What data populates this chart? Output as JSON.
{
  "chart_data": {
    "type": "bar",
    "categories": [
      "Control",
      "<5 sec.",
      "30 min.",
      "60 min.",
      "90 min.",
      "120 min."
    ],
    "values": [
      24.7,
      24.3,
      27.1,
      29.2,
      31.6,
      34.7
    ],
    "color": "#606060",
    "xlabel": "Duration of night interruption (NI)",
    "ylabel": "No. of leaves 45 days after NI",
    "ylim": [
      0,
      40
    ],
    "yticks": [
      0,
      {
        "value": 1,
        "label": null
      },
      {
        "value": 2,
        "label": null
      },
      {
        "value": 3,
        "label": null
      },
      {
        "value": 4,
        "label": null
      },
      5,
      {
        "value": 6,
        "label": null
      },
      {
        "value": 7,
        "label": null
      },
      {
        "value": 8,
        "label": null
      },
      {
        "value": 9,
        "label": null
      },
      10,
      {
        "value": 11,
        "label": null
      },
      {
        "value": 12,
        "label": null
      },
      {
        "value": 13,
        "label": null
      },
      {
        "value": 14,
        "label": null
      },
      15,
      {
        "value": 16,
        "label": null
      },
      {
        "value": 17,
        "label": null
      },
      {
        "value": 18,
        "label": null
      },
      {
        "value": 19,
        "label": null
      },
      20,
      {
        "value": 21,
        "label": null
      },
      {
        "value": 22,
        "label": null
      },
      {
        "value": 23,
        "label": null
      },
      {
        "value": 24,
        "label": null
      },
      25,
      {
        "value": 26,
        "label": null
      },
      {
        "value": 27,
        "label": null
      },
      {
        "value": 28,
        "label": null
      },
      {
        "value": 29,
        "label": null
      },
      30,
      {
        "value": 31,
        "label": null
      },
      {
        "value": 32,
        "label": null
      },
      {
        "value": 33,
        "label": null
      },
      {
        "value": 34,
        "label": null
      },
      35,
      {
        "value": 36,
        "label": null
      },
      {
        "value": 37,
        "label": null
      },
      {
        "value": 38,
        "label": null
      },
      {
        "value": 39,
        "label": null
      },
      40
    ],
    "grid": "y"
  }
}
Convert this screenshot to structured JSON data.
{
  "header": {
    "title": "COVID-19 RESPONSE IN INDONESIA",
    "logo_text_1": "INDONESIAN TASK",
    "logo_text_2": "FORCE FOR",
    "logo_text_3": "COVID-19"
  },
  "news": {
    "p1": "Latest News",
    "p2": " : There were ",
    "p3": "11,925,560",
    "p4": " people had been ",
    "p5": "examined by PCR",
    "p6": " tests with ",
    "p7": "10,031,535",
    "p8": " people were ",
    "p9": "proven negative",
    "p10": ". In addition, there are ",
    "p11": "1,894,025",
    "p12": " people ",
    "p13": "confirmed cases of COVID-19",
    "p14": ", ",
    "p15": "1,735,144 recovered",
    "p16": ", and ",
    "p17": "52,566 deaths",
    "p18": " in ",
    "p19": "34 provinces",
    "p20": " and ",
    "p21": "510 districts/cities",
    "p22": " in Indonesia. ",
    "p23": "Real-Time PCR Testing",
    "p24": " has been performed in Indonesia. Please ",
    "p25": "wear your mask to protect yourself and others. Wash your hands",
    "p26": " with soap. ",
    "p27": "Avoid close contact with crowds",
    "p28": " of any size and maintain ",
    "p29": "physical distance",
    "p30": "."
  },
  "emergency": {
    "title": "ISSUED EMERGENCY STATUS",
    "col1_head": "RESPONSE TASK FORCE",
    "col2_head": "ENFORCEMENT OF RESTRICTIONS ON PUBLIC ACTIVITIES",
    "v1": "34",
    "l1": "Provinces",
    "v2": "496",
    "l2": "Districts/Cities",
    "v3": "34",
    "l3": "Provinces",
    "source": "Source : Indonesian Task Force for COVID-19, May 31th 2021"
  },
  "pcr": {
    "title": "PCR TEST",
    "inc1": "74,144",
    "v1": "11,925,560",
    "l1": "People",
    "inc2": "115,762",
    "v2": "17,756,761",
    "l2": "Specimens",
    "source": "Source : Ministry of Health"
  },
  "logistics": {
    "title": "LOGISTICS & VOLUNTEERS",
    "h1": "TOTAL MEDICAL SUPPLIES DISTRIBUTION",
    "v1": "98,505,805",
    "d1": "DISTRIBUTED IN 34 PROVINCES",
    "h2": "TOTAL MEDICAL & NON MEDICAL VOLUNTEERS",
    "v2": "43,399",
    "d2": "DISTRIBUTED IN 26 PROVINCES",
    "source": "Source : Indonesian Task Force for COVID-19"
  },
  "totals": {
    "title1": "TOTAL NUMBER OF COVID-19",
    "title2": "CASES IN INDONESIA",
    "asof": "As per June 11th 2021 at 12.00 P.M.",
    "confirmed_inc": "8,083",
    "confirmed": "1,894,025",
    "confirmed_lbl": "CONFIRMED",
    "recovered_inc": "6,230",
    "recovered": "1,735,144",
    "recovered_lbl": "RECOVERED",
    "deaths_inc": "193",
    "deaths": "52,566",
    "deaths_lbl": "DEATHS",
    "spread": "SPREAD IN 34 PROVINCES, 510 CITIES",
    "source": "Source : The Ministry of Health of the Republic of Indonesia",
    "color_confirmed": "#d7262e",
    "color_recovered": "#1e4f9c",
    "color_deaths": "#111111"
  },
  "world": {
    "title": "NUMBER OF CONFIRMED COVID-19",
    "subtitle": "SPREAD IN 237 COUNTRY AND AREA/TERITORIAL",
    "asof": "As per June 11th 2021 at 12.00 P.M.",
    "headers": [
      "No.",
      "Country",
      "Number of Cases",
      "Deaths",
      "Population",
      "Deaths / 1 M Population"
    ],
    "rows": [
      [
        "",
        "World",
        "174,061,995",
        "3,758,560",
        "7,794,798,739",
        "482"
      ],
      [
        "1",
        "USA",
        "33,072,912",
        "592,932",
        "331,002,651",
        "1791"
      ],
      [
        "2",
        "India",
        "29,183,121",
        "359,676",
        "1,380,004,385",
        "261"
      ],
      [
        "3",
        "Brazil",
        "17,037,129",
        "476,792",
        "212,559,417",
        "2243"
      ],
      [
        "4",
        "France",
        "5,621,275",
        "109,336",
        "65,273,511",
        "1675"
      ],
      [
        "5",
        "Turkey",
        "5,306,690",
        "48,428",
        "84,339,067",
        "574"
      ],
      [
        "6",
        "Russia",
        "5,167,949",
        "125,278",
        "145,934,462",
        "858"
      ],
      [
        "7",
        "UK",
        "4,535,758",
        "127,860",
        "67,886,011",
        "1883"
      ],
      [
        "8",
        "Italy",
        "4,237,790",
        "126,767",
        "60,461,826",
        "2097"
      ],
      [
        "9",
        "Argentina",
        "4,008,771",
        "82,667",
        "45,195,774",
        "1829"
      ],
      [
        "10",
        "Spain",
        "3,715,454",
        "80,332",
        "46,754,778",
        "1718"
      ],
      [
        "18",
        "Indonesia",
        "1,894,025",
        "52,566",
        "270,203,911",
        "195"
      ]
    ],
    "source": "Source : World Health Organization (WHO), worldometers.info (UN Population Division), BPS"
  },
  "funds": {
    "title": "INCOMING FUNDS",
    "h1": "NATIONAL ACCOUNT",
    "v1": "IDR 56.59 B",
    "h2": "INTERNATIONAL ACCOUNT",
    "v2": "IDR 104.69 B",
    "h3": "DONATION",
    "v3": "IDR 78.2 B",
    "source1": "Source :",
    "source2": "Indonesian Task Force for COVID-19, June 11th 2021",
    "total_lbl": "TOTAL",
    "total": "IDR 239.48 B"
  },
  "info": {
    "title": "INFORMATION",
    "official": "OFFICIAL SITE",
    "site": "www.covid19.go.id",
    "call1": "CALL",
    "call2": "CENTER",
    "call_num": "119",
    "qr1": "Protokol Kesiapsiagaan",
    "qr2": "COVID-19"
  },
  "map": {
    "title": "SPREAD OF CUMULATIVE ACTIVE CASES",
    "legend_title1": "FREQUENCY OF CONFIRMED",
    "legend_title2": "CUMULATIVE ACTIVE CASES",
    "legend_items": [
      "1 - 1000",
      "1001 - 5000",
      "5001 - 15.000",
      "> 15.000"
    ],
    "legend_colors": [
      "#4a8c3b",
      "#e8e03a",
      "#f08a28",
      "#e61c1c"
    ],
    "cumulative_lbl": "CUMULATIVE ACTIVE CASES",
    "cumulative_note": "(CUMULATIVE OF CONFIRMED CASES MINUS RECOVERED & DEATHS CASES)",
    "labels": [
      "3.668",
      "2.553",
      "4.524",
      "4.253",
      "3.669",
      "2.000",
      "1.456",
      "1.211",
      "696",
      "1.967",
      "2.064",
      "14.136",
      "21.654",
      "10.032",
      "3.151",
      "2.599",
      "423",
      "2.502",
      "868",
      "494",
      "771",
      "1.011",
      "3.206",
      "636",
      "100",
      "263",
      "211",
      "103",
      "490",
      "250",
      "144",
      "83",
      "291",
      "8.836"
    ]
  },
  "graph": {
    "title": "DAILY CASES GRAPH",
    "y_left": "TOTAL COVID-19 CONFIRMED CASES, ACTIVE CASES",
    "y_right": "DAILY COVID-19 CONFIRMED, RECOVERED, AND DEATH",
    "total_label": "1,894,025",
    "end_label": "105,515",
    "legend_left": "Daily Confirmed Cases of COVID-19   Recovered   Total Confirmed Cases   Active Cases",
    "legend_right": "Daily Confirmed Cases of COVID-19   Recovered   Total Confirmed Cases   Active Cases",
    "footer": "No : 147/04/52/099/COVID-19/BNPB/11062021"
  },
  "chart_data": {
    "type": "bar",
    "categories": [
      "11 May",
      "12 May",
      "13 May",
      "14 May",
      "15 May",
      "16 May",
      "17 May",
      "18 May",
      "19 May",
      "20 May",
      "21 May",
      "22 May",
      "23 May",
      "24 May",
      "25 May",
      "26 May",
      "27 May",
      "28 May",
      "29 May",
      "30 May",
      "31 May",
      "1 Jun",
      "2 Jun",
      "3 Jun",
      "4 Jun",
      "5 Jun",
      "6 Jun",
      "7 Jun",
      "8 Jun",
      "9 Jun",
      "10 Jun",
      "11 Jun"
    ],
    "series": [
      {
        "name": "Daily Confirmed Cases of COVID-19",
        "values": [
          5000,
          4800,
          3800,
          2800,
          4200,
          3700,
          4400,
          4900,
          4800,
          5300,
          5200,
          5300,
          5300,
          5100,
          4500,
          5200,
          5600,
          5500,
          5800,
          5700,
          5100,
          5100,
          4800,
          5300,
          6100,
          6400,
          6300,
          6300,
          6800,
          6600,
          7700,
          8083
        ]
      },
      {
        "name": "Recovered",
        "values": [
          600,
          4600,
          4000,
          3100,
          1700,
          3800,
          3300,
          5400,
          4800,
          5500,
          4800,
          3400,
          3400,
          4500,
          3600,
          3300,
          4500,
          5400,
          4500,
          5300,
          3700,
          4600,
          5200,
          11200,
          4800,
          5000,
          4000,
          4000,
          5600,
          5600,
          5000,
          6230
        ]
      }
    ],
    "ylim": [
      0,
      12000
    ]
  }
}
============
From the entries above, copy each line holding "CUMULATIVE".

[The solution]
    "title": "SPREAD OF CUMULATIVE ACTIVE CASES",
    "legend_title2": "CUMULATIVE ACTIVE CASES",
    "cumulative_lbl": "CUMULATIVE ACTIVE CASES",
    "cumulative_note": "(CUMULATIVE OF CONFIRMED CASES MINUS RECOVERED & DEATHS CASES)",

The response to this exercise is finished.